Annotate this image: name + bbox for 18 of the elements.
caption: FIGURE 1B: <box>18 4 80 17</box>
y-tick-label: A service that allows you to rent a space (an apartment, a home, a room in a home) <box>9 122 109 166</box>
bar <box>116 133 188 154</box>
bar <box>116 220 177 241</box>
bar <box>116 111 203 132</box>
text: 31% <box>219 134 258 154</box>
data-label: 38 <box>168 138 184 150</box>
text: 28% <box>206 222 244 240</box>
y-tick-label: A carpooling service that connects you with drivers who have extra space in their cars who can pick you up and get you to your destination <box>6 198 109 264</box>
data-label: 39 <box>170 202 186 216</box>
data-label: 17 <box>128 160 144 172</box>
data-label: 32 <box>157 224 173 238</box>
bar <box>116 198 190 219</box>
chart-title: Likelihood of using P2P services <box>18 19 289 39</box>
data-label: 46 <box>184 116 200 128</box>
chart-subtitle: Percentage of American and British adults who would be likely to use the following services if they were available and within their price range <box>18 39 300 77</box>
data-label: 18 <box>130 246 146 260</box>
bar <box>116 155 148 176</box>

## GIVEN EXERCISE
Set out the lines above as a numbered list, omitting any blank lines.

## OUTPUT BELOW
1. Annotate this image: name + bbox for 18 of the elements.
2. caption: FIGURE 1B: <box>18 4 80 17</box>
3. y-tick-label: A service that allows you to rent a space (an apartment, a home, a room in a home) <box>9 122 109 166</box>
4. bar <box>116 133 188 154</box>
5. bar <box>116 220 177 241</box>
6. bar <box>116 111 203 132</box>
7. text: 31% <box>219 134 258 154</box>
8. data-label: 38 <box>168 138 184 150</box>
9. text: 28% <box>206 222 244 240</box>
10. y-tick-label: A carpooling service that connects you with drivers who have extra space in their cars who can pick you up and get you to your destination <box>6 198 109 264</box>
11. data-label: 39 <box>170 202 186 216</box>
12. data-label: 17 <box>128 160 144 172</box>
13. data-label: 32 <box>157 224 173 238</box>
14. bar <box>116 198 190 219</box>
15. chart-title: Likelihood of using P2P services <box>18 19 289 39</box>
16. data-label: 46 <box>184 116 200 128</box>
17. chart-subtitle: Percentage of American and British adults who would be likely to use the following services if they were available and within their price range <box>18 39 300 77</box>
18. data-label: 18 <box>130 246 146 260</box>
19. bar <box>116 155 148 176</box>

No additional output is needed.